++++ DOCUMENT SECTION

Take a few minutes to think about how you've spent the majority of your time. Perhaps it's spent doing something creatively productive like drawing, writing, or public speaking. Or maybe you spend your time with something financially or physically productive like working a full-time job. Maybe your time is spent being socially productive by going to parties and having strong connections to other people. Whatever your personal experience is, think about how it would make you feel to do it for the rest of your life.
If you've been working a full-time job for years and it's not something you want to be doing. Find something else to do with your time and quit. Don't waste another second assuming that you're stuck in the life you're living. If you're doing it because money is important to you, and yet it makes you unhappy when you come home every day, something is definitely wrong there.
I've watched my dad come home from work exhausted every day and drink himself silly until he doesn't care anymore. There isn't a day that goes by where he doesn't begin drinking before 8am. I don't want to live like that. I've finally understood that living a life like that is absolutely lazy. There isn't a single person in my life right now that would agree with me in the least bit. But I honestly feel that settling for what you currently have, even though it clearly doesn't make you happy, is lazy. My father has taught me lots of things, but this is probably the most important.
My dad knows a hell of a lot about what he does too, about 30 years worth of experience, and if he took the time to figure out how to manage his time properly, he could live a much better - and naturally happier - life. Use the time you have to find something you're good at and exploit it for all it's worth. There is no excuse for unhappiness. Life is what you make of it so get out there and find something positive to be passionate about!
#4 - Relax
That's right, relax. Today's life-style is always running in high speed and everyone is in a rush to get somewhere. Slow down before you hurt someone. Seriously. There are times where it's crucial to pick up the pace of course, but the majority of your time should be spent sitting back and taking things in slowly. If life is a race, why the hell would you want to get to the finish line before anyone else?
When someone asks you a question, don't just blurt out the first thing that comes to mind. Take some time to think about what you're honest answer is. If it's a conversation that's taking place online, then there is absolutely no reason why you can't take the time to find your true thoughts on the matter. There is nothing that bothers me more than stupid Facebook arguments or people that take things out of context, all because they didn't take the time to think things through clearly and concisely. You have plenty of time to keep your cool and make sure everything is just right. There's no excuse.
Of course, in everyday real life conversations you don't often have that kind of time. Outside of conversations though, who says you have to rush? Think for just a minute, what is so important to you that you forget altogether that you're not the only useful human being on this planet? Some people just automatically think that their lives are more important, that they need to "get there" ahead of everyone. Life is not a race that needs to be won. If you slow down for awhile you'll eventually realize that everything else slows down right with you. People have control over more things than they realize. Taking time to smell the roses - as the saying goes - gives you more time to pick up on things you normally wouldn't. There are more things going on in this world than most people realize. Take some time-off from your super busy schedule and you might be surprised at what you find.

++++++++
++++ LISTING

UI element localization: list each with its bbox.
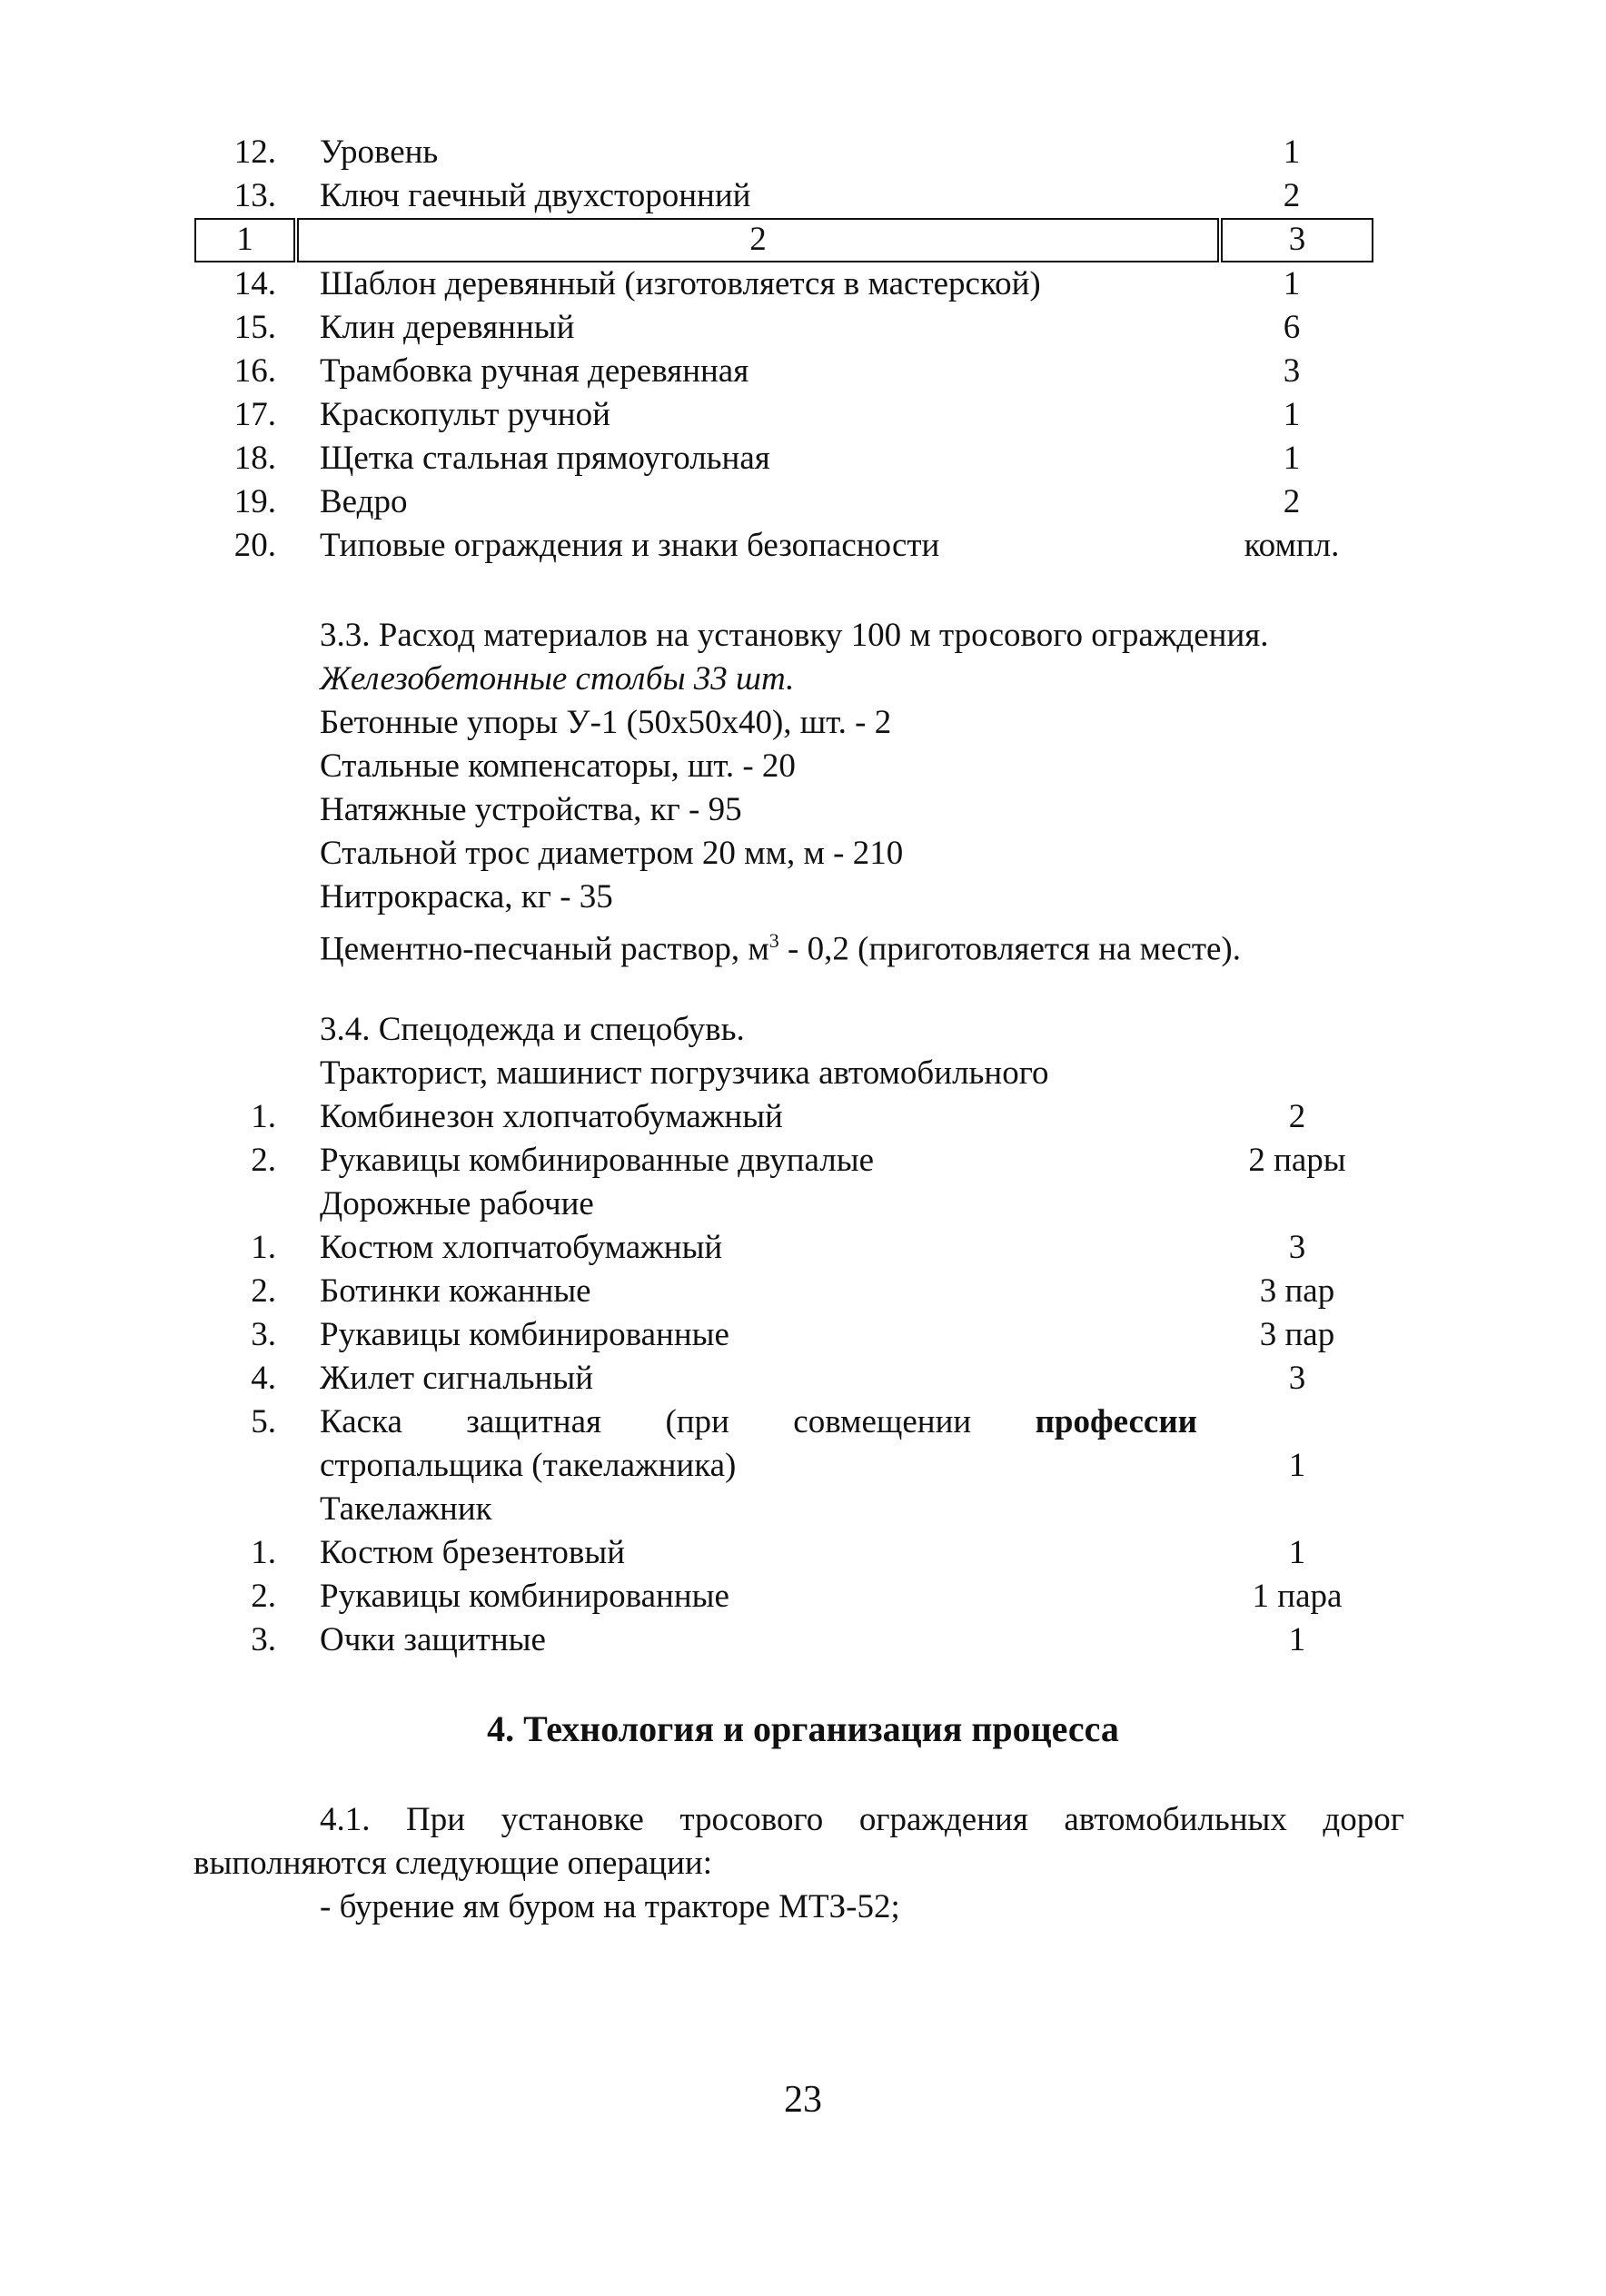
row-name: Костюм брезентовый xyxy=(320,1534,626,1571)
row-number: 18. xyxy=(233,440,276,477)
materials-mortar: Цементно-песчаный раствор, $м^3 - 0,2$ (приготовляется на месте). xyxy=(320,929,1242,968)
row-number: 4. xyxy=(251,1360,276,1397)
page-number: 23 xyxy=(784,2079,822,2121)
row-number: 2. xyxy=(251,1578,276,1615)
row-qty: 1 пара xyxy=(1252,1578,1343,1615)
row-qty: 3 пар xyxy=(1259,1272,1335,1310)
row-qty: 3 xyxy=(1288,1360,1306,1397)
row-number: 19. xyxy=(233,483,276,520)
row-qty: 1 xyxy=(1283,265,1301,302)
row-number: 1. xyxy=(251,1098,276,1135)
ppe-group-title: Тракторист, машинист погрузчика автомобильного xyxy=(320,1054,1049,1092)
row-number: 12. xyxy=(233,134,276,171)
row-number: 13. xyxy=(233,177,276,214)
row-name: Ведро xyxy=(320,483,408,520)
row-qty: 2 xyxy=(1283,483,1301,520)
ppe-group-title: Дорожные рабочие xyxy=(320,1185,594,1222)
row-name: Шаблон деревянный (изготовляется в мастерской) xyxy=(320,265,1041,302)
materials-item: Нитрокраска, кг - 35 xyxy=(320,878,613,915)
row-name: Ключ гаечный двухсторонний xyxy=(320,177,751,214)
row-qty: 2 xyxy=(1288,1098,1306,1135)
paragraph-4-1-line-2: выполняются следующие операции: xyxy=(193,1845,712,1882)
row-qty: 1 xyxy=(1288,1447,1306,1484)
row-number: 5. xyxy=(251,1403,276,1440)
row-number: 16. xyxy=(233,352,276,390)
row-qty: 6 xyxy=(1283,309,1301,346)
row-name: Рукавицы комбинированные xyxy=(320,1316,729,1353)
row-number: 2. xyxy=(251,1272,276,1310)
row-name: Комбинезон хлопчатобумажный xyxy=(320,1098,783,1135)
row-qty: 1 xyxy=(1288,1534,1306,1571)
row-name: Щетка стальная прямоугольная xyxy=(320,440,770,477)
row-number: 3. xyxy=(251,1316,276,1353)
materials-item: Бетонные упоры У-1 (50х50х40), шт. - 2 xyxy=(320,704,892,741)
row-qty: 2 xyxy=(1283,177,1301,214)
row-qty: 1 xyxy=(1283,134,1301,171)
helmet-line-2: стропальщика (такелажника) xyxy=(320,1447,737,1484)
row-name: Костюм хлопчатобумажный xyxy=(320,1229,723,1266)
helmet-line-1: Каска защитная (при совмещении профессии xyxy=(320,1403,1197,1440)
row-name: Рукавицы комбинированные xyxy=(320,1578,729,1615)
paragraph-4-1-line-1: 4.1. При установке тросового ограждения автомобильных дорог xyxy=(320,1801,1404,1838)
row-number: 14. xyxy=(233,265,276,302)
row-name: Трамбовка ручная деревянная xyxy=(320,352,749,390)
row-name: Клин деревянный xyxy=(320,309,575,346)
row-number: 3. xyxy=(251,1621,276,1658)
row-qty: 1 xyxy=(1288,1621,1306,1658)
row-name: Очки защитные xyxy=(320,1621,546,1658)
row-name: Жилет сигнальный xyxy=(320,1360,594,1397)
row-number: 2. xyxy=(251,1142,276,1179)
materials-item: Натяжные устройства, кг - 95 xyxy=(320,791,742,828)
row-number: 1. xyxy=(251,1534,276,1571)
ppe-group-title: Такелажник xyxy=(320,1490,492,1528)
materials-title: 3.3. Расход материалов на установку 100 м тросового ограждения. xyxy=(320,617,1269,654)
row-number: 1. xyxy=(251,1229,276,1266)
row-qty: 2 пары xyxy=(1248,1142,1346,1179)
row-name: Краскопульт ручной xyxy=(320,396,610,433)
ppe-title: 3.4. Спецодежда и спецобувь. xyxy=(320,1011,745,1048)
row-qty: 3 xyxy=(1283,352,1301,390)
table-header-cell-2: 2 xyxy=(297,218,1219,262)
table-header-cell-3: 3 xyxy=(1221,218,1373,262)
materials-item: Стальной трос диаметром 20 мм, м - 210 xyxy=(320,835,904,872)
row-name: Типовые ограждения и знаки безопасности xyxy=(320,527,940,564)
materials-posts: Железобетонные столбы 33 шт. xyxy=(320,660,795,698)
row-qty: 3 xyxy=(1288,1229,1306,1266)
section-heading: 4. Технология и организация процесса xyxy=(487,1708,1119,1749)
table-header-cell-1: 1 xyxy=(194,218,295,262)
row-qty: компл. xyxy=(1244,527,1340,564)
row-name: Рукавицы комбинированные двупалые xyxy=(320,1142,874,1179)
row-name: Уровень xyxy=(320,134,439,171)
row-number: 17. xyxy=(233,396,276,433)
row-qty: 1 xyxy=(1283,440,1301,477)
row-qty: 1 xyxy=(1283,396,1301,433)
row-number: 20. xyxy=(233,527,276,564)
row-number: 15. xyxy=(233,309,276,346)
row-qty: 3 пар xyxy=(1259,1316,1335,1353)
bullet-item: - бурение ям буром на тракторе МТЗ-52; xyxy=(320,1888,900,1925)
materials-item: Стальные компенсаторы, шт. - 20 xyxy=(320,747,796,785)
row-name: Ботинки кожанные xyxy=(320,1272,591,1310)
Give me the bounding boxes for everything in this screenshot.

++++++++

### WORK TO DO
(a) Return the passage of the essay on spending your time, starting at "Take a few minutes" and ending at "of your life.".
(b) In the essay on spending your time, how much work experience does the writer's dad have?
(c) Continue the essay on spending your time from the point where it stops.

### RESPONSE LIST
(a)
Take a few minutes to think about how you've spent the majority of your time. Perhaps it's spent doing something creatively productive like drawing, writing, or public speaking. Or maybe you spend your time with something financially or physically productive like working a full-time job. Maybe your time is spent being socially productive by going to parties and having strong connections to other people. Whatever your personal experience is, think about how it would make you feel to do it for the rest of your life.

(b) About 30 years.

(c)
I remember being a teenager like it was yesterday, it was absolutely necessary for me to always have the newest video games as soon as I heard about them from friends at school. There was never enough time to eat, sleep, or go outside, because I felt that time was running out. I was always in a rush to finish those games. Maybe it's just something the majority of people don't grow out of when they get older. You see parents rushing to get breakfast ready, and go to work. You watch a lot of television and there's hardly anything on there that shows true patience. It's all about shooting first and asking questions later.
I highly doubt that you, the reader, are probably this type of person because you obviously have the patience to read this article. But a lot of people out there don't bother. Flying by the seat of their pants they jump from one thing to another without even taking the time to think about what they're doing, or what's going on around them. You may see them cut in front of you in the super-market, or rush by you in traffic without properly signaling. Don't be one of them. Human life here on Earth is fascinating, take the time to figure that out for yourself. Relax so you can savor the important things you might have around you like food, sex, human emotion, music, technology, nature, and science. Just to name a few. After writing about relaxing however, you need to rush if you're injured, chasing a criminal, about to miss your bus, or are about to have a baby.
#5 - Be positive
Before you can be completely positive about any given situation that comes your way, you need to recognize the negative thoughts you have brewing in your brain. Much like recognizing those past mistakes, you need to be aware of the negativity we all hold inside. I still fight with it from time to time myself. I'm not pretending to be perfect at all with this article. I'm far from it actually. I've just learned a lot from experience. There are many times where I'm down on myself, or the world around me, and it's not until awhile later that I realize what's happened along the way. It's all about self-doubting. Don't do that, it's very bad. Recognize it, and snap out of it!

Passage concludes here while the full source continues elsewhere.